■ **Extracted material**
◇ ◇ ◇ ◇

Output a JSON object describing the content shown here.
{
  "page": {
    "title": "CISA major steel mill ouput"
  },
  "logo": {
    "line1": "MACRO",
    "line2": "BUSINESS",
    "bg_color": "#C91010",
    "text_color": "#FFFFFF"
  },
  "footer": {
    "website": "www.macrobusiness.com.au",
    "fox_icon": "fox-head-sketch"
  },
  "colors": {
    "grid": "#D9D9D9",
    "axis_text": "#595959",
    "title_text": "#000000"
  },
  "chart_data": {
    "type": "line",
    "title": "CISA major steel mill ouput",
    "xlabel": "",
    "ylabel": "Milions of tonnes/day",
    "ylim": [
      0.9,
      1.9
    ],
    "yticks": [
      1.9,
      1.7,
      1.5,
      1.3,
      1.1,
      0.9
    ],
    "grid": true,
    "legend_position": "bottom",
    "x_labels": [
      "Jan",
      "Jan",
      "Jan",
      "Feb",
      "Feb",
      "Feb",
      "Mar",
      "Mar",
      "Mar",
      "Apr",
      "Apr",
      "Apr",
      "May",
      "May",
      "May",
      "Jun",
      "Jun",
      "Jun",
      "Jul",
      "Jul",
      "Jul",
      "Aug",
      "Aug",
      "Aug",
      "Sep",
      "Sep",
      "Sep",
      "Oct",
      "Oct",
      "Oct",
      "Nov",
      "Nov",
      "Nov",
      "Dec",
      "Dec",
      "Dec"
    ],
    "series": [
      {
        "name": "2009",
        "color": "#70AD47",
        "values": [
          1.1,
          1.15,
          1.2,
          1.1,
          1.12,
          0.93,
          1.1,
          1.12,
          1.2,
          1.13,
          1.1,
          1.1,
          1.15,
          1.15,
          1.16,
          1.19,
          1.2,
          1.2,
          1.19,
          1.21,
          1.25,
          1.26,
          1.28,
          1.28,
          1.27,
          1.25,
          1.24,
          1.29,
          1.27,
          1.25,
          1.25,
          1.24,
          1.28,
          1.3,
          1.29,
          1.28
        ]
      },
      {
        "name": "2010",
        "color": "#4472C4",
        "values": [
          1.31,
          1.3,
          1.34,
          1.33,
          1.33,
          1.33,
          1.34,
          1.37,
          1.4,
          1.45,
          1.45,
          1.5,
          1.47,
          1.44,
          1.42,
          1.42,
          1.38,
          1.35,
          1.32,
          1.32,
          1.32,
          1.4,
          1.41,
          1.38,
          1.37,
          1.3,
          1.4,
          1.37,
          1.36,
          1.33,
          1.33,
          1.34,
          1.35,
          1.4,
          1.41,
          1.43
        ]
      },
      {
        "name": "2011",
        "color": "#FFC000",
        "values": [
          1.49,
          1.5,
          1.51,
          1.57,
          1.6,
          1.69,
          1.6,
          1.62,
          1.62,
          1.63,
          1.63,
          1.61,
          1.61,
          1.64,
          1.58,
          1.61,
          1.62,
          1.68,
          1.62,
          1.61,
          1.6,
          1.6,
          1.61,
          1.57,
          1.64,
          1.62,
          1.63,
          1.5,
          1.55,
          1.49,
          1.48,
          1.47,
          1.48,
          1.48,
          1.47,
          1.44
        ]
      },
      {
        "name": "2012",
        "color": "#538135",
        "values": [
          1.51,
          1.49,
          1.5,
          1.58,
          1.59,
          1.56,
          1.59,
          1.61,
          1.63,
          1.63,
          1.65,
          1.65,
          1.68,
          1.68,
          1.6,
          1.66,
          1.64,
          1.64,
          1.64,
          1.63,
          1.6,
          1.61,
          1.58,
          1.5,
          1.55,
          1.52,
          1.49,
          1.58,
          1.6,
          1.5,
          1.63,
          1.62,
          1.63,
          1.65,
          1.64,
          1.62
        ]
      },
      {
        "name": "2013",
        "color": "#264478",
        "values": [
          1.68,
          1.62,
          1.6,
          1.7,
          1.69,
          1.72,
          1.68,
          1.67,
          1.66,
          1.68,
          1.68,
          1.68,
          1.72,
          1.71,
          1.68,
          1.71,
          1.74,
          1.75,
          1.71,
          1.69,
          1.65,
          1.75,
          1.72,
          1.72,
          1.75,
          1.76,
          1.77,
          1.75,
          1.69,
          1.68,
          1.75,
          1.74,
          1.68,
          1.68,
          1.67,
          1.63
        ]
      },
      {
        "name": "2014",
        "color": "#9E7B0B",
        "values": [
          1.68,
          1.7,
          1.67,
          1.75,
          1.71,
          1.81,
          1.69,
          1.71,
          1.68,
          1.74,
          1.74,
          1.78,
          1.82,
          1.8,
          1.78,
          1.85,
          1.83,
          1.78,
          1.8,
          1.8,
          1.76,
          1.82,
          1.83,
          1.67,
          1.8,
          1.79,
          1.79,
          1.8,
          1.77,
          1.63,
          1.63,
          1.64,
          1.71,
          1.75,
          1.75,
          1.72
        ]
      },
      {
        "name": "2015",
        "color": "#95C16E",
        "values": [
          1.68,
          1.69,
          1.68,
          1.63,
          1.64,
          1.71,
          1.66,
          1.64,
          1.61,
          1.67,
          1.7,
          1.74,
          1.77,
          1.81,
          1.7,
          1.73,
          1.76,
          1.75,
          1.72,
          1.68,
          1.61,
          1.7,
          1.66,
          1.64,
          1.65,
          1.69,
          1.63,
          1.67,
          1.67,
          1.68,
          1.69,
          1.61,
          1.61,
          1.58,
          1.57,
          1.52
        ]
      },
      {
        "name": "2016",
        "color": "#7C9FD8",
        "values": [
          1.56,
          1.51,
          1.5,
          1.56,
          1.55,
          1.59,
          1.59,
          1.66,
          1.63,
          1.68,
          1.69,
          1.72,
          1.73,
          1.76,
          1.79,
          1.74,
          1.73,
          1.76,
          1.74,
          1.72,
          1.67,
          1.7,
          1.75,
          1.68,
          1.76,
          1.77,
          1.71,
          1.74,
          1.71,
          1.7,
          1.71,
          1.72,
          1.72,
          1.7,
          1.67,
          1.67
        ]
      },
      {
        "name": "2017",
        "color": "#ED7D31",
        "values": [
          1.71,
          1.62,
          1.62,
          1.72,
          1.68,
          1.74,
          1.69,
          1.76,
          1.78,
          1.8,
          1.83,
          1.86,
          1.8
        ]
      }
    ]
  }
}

◇ ◇ ◇ ◇

■ **Problem requirements**
Only a number is wanted: how many lines contain "ouput"?

■ **Solution to the problem**
2